## Direction
Return each line of the listing below, unchanged, and omit the images.

= = = =

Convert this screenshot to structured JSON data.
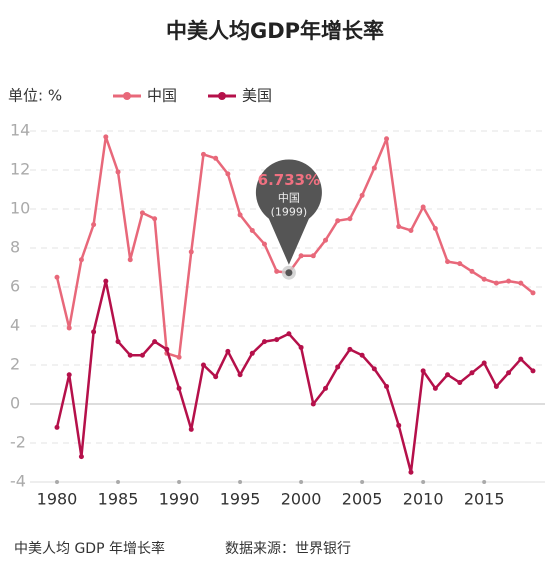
{
  "chart_data": {
    "type": "line",
    "title": "中美人均GDP年增长率",
    "unit_label": "单位: %",
    "footnote": "中美人均 GDP 年增长率",
    "source": "数据来源：世界银行",
    "x": [
      1980,
      1981,
      1982,
      1983,
      1984,
      1985,
      1986,
      1987,
      1988,
      1989,
      1990,
      1991,
      1992,
      1993,
      1994,
      1995,
      1996,
      1997,
      1998,
      1999,
      2000,
      2001,
      2002,
      2003,
      2004,
      2005,
      2006,
      2007,
      2008,
      2009,
      2010,
      2011,
      2012,
      2013,
      2014,
      2015,
      2016,
      2017,
      2018,
      2019
    ],
    "series": [
      {
        "name": "中国",
        "color": "#e8687a",
        "values": [
          6.5,
          3.9,
          7.4,
          9.2,
          13.7,
          11.9,
          7.4,
          9.8,
          9.5,
          2.6,
          2.4,
          7.8,
          12.8,
          12.6,
          11.8,
          9.7,
          8.9,
          8.2,
          6.8,
          6.733,
          7.6,
          7.6,
          8.4,
          9.4,
          9.5,
          10.7,
          12.1,
          13.6,
          9.1,
          8.9,
          10.1,
          9.0,
          7.3,
          7.2,
          6.8,
          6.4,
          6.2,
          6.3,
          6.2,
          5.7
        ]
      },
      {
        "name": "美国",
        "color": "#b5104a",
        "values": [
          -1.2,
          1.5,
          -2.7,
          3.7,
          6.3,
          3.2,
          2.5,
          2.5,
          3.2,
          2.8,
          0.8,
          -1.3,
          2.0,
          1.4,
          2.7,
          1.5,
          2.6,
          3.2,
          3.3,
          3.6,
          2.9,
          0.0,
          0.8,
          1.9,
          2.8,
          2.5,
          1.8,
          0.9,
          -1.1,
          -3.5,
          1.7,
          0.8,
          1.5,
          1.1,
          1.6,
          2.1,
          0.9,
          1.6,
          2.3,
          1.7
        ]
      }
    ],
    "annotation": {
      "value_label": "6.733%",
      "label": "(1999)"
    },
    "xlim": [
      1980,
      2019
    ],
    "xticks": [
      1980,
      1985,
      1990,
      1995,
      2000,
      2005,
      2010,
      2015
    ],
    "ylim": [
      -4,
      14
    ],
    "yticks": [
      -4,
      -2,
      0,
      2,
      4,
      6,
      8,
      10,
      12,
      14
    ],
    "grid": true
  }
}
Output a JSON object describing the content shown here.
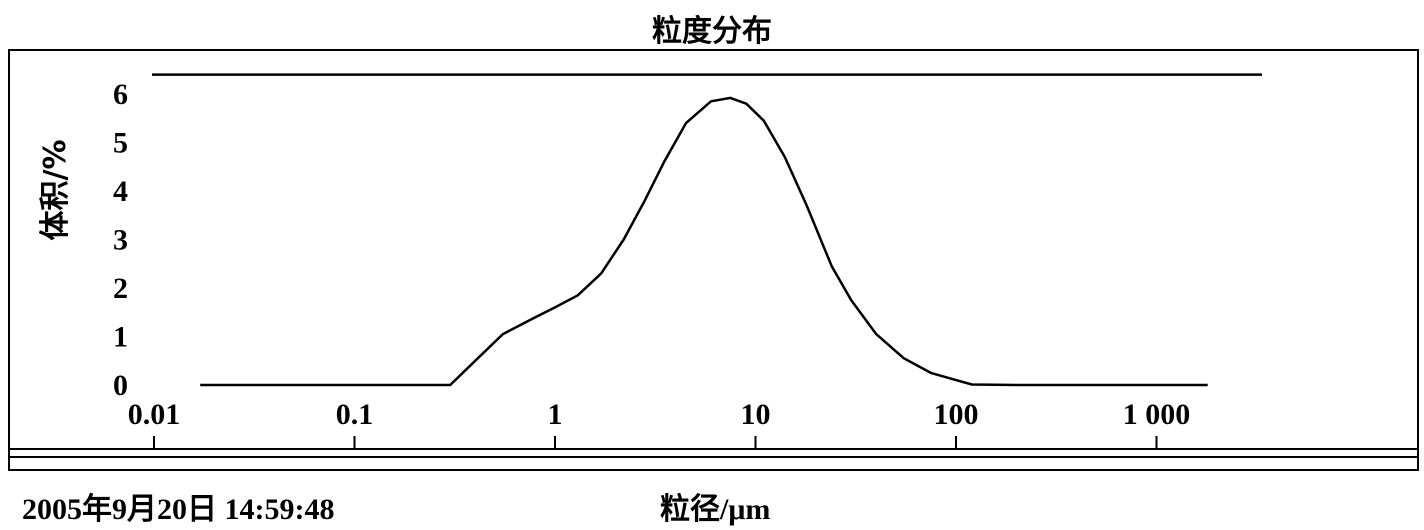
{
  "chart_data": {
    "type": "line",
    "title": "粒度分布",
    "xlabel": "粒径/μm",
    "ylabel": "体积/%",
    "x_scale": "log",
    "xlim": [
      0.01,
      2000
    ],
    "ylim": [
      0,
      6.5
    ],
    "x_ticks": [
      0.01,
      0.1,
      1,
      10,
      100,
      1000
    ],
    "x_tick_labels": [
      "0.01",
      "0.1",
      "1",
      "10",
      "100",
      "1 000"
    ],
    "y_ticks": [
      0,
      1,
      2,
      3,
      4,
      5,
      6
    ],
    "y_tick_labels": [
      "0",
      "1",
      "2",
      "3",
      "4",
      "5",
      "6"
    ],
    "grid": false,
    "reference_line_y": 6.4,
    "series": [
      {
        "x": [
          0.017,
          0.3,
          0.4,
          0.55,
          0.8,
          1.0,
          1.3,
          1.7,
          2.2,
          2.8,
          3.5,
          4.5,
          6.0,
          7.5,
          9.0,
          11,
          14,
          18,
          24,
          30,
          40,
          55,
          75,
          100,
          120,
          200,
          500,
          1000,
          1800
        ],
        "y": [
          0,
          0,
          0.5,
          1.05,
          1.4,
          1.6,
          1.85,
          2.3,
          3.0,
          3.8,
          4.6,
          5.4,
          5.85,
          5.92,
          5.8,
          5.45,
          4.7,
          3.7,
          2.45,
          1.75,
          1.05,
          0.55,
          0.25,
          0.1,
          0.01,
          0,
          0,
          0,
          0
        ]
      }
    ]
  },
  "footer": {
    "datetime": "2005年9月20日   14:59:48"
  }
}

= = = =

## Written reply
Convert this screenshot to structured JSON data.
{
  "chart_data": {
    "type": "line",
    "title": "中美人均GDP年增长率",
    "unit_label": "单位: %",
    "footnote": "中美人均 GDP 年增长率",
    "source": "数据来源：世界银行",
    "x": [
      1980,
      1981,
      1982,
      1983,
      1984,
      1985,
      1986,
      1987,
      1988,
      1989,
      1990,
      1991,
      1992,
      1993,
      1994,
      1995,
      1996,
      1997,
      1998,
      1999,
      2000,
      2001,
      2002,
      2003,
      2004,
      2005,
      2006,
      2007,
      2008,
      2009,
      2010,
      2011,
      2012,
      2013,
      2014,
      2015,
      2016,
      2017,
      2018,
      2019
    ],
    "series": [
      {
        "name": "中国",
        "color": "#e8687a",
        "values": [
          6.5,
          3.9,
          7.4,
          9.2,
          13.7,
          11.9,
          7.4,
          9.8,
          9.5,
          2.6,
          2.4,
          7.8,
          12.8,
          12.6,
          11.8,
          9.7,
          8.9,
          8.2,
          6.8,
          6.733,
          7.6,
          7.6,
          8.4,
          9.4,
          9.5,
          10.7,
          12.1,
          13.6,
          9.1,
          8.9,
          10.1,
          9.0,
          7.3,
          7.2,
          6.8,
          6.4,
          6.2,
          6.3,
          6.2,
          5.7
        ]
      },
      {
        "name": "美国",
        "color": "#b5104a",
        "values": [
          -1.2,
          1.5,
          -2.7,
          3.7,
          6.3,
          3.2,
          2.5,
          2.5,
          3.2,
          2.8,
          0.8,
          -1.3,
          2.0,
          1.4,
          2.7,
          1.5,
          2.6,
          3.2,
          3.3,
          3.6,
          2.9,
          0.0,
          0.8,
          1.9,
          2.8,
          2.5,
          1.8,
          0.9,
          -1.1,
          -3.5,
          1.7,
          0.8,
          1.5,
          1.1,
          1.6,
          2.1,
          0.9,
          1.6,
          2.3,
          1.7
        ]
      }
    ],
    "annotation": {
      "value_label": "6.733%",
      "label": "(1999)"
    },
    "xlim": [
      1980,
      2019
    ],
    "xticks": [
      1980,
      1985,
      1990,
      1995,
      2000,
      2005,
      2010,
      2015
    ],
    "ylim": [
      -4,
      14
    ],
    "yticks": [
      -4,
      -2,
      0,
      2,
      4,
      6,
      8,
      10,
      12,
      14
    ],
    "grid": true
  }
}
Output a JSON object describing the content shown here.
{
  "chart_data": {
    "type": "line",
    "title": "粒度分布",
    "xlabel": "粒径/μm",
    "ylabel": "体积/%",
    "x_scale": "log",
    "xlim": [
      0.01,
      2000
    ],
    "ylim": [
      0,
      6.5
    ],
    "x_ticks": [
      0.01,
      0.1,
      1,
      10,
      100,
      1000
    ],
    "x_tick_labels": [
      "0.01",
      "0.1",
      "1",
      "10",
      "100",
      "1 000"
    ],
    "y_ticks": [
      0,
      1,
      2,
      3,
      4,
      5,
      6
    ],
    "y_tick_labels": [
      "0",
      "1",
      "2",
      "3",
      "4",
      "5",
      "6"
    ],
    "grid": false,
    "reference_line_y": 6.4,
    "series": [
      {
        "x": [
          0.017,
          0.3,
          0.4,
          0.55,
          0.8,
          1.0,
          1.3,
          1.7,
          2.2,
          2.8,
          3.5,
          4.5,
          6.0,
          7.5,
          9.0,
          11,
          14,
          18,
          24,
          30,
          40,
          55,
          75,
          100,
          120,
          200,
          500,
          1000,
          1800
        ],
        "y": [
          0,
          0,
          0.5,
          1.05,
          1.4,
          1.6,
          1.85,
          2.3,
          3.0,
          3.8,
          4.6,
          5.4,
          5.85,
          5.92,
          5.8,
          5.45,
          4.7,
          3.7,
          2.45,
          1.75,
          1.05,
          0.55,
          0.25,
          0.1,
          0.01,
          0,
          0,
          0,
          0
        ]
      }
    ]
  },
  "footer": {
    "datetime": "2005年9月20日   14:59:48"
  }
}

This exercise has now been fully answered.